• YOUR INSTRUCTIONS: Copy out all lines that carry the word "screenshot".

• PROVIDED RECORDS:
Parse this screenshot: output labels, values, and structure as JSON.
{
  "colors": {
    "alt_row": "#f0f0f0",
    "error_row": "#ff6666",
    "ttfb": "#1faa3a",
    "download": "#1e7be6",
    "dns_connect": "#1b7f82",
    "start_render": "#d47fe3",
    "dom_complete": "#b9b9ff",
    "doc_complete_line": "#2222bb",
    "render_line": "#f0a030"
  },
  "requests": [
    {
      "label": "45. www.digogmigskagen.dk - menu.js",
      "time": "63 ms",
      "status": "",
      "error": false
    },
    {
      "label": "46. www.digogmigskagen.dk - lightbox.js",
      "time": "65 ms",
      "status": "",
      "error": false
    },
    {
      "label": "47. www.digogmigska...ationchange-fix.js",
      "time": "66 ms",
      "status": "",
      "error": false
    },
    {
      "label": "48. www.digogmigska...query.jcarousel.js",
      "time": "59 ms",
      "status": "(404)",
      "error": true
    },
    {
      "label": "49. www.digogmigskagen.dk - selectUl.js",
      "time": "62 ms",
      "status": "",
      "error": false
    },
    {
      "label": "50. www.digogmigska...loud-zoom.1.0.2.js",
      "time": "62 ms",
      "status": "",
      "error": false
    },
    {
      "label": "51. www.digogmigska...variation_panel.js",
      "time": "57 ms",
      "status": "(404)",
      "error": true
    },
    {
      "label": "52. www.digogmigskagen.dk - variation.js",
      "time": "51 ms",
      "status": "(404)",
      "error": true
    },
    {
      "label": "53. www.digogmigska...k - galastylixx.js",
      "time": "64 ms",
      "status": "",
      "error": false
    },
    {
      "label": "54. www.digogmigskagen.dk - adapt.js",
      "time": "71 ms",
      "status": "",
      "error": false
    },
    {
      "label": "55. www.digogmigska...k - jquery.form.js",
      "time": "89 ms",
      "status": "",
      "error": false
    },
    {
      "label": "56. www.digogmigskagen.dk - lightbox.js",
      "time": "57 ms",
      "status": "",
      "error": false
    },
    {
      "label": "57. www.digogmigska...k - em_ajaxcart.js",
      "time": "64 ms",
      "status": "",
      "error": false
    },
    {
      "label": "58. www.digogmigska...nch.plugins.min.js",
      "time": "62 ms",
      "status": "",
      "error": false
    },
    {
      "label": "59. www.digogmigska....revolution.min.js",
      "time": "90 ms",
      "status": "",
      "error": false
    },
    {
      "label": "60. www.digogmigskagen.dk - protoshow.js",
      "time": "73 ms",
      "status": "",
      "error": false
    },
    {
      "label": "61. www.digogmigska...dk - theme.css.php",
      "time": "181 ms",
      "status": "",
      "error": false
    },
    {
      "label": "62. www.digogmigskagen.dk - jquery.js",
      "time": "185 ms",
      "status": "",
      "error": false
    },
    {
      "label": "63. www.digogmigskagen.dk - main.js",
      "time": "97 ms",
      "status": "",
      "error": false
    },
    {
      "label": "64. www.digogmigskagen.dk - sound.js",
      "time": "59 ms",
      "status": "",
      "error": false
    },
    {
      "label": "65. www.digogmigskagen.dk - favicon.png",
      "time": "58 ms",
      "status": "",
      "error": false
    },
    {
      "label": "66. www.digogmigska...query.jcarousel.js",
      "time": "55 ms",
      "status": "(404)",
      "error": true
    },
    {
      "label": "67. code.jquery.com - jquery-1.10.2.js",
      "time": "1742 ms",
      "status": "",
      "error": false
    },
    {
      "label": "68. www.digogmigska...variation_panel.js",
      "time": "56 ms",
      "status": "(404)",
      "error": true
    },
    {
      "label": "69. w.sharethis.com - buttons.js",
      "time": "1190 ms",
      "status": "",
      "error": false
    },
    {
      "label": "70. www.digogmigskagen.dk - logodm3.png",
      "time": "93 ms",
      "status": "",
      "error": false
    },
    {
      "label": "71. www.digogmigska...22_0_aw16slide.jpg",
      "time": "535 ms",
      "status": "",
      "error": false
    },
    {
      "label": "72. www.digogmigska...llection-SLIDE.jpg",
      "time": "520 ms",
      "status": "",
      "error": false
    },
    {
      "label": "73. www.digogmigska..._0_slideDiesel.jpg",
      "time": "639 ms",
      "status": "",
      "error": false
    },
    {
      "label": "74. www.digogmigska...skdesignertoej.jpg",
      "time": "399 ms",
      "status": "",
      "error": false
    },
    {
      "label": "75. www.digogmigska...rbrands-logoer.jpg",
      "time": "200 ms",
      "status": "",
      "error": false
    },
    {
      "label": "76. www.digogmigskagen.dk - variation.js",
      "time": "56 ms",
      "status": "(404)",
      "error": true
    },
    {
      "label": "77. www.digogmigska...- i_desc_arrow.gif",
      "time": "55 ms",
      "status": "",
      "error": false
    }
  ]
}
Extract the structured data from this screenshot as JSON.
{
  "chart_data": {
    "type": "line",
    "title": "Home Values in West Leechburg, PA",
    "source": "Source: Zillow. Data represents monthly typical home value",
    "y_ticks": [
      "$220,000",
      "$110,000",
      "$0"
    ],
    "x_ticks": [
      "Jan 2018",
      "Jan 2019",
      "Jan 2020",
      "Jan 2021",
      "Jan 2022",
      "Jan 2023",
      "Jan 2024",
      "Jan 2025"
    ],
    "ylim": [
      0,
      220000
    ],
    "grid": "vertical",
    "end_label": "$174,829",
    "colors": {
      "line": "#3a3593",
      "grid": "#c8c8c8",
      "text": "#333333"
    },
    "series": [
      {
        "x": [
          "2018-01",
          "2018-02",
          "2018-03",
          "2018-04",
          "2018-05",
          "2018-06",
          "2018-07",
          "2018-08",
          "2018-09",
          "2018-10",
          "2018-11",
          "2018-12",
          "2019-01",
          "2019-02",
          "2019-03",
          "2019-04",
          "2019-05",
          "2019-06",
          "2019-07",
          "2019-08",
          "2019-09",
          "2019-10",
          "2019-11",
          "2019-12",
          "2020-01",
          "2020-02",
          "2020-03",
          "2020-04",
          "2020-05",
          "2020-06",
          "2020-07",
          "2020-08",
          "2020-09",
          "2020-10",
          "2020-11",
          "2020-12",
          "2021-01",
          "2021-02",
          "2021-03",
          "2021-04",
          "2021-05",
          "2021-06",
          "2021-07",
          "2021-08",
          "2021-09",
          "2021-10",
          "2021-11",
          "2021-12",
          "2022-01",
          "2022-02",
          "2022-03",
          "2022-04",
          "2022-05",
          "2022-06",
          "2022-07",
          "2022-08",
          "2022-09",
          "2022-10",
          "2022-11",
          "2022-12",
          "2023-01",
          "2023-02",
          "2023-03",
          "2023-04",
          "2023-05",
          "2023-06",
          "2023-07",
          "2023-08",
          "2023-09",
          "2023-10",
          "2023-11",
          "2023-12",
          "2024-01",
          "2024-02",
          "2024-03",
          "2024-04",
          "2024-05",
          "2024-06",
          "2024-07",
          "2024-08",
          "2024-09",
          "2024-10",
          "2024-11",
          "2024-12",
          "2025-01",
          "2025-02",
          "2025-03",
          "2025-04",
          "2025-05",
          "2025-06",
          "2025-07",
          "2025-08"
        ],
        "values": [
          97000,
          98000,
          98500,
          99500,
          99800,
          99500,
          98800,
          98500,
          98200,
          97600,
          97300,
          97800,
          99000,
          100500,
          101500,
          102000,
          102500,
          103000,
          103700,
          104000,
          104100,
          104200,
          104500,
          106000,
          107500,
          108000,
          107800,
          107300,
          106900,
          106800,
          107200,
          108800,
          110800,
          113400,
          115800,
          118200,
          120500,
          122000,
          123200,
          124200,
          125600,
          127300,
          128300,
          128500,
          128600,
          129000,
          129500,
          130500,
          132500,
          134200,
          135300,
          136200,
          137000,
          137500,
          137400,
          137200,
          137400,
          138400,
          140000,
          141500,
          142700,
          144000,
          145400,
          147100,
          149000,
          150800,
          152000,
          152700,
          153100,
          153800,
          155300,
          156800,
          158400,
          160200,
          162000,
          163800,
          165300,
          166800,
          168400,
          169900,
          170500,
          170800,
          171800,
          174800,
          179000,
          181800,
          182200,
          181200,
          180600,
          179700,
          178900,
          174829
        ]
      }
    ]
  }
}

• ANSWER FOR THE TASK:
Parse this screenshot: output labels, values, and structure as JSON.
Extract the structured data from this screenshot as JSON.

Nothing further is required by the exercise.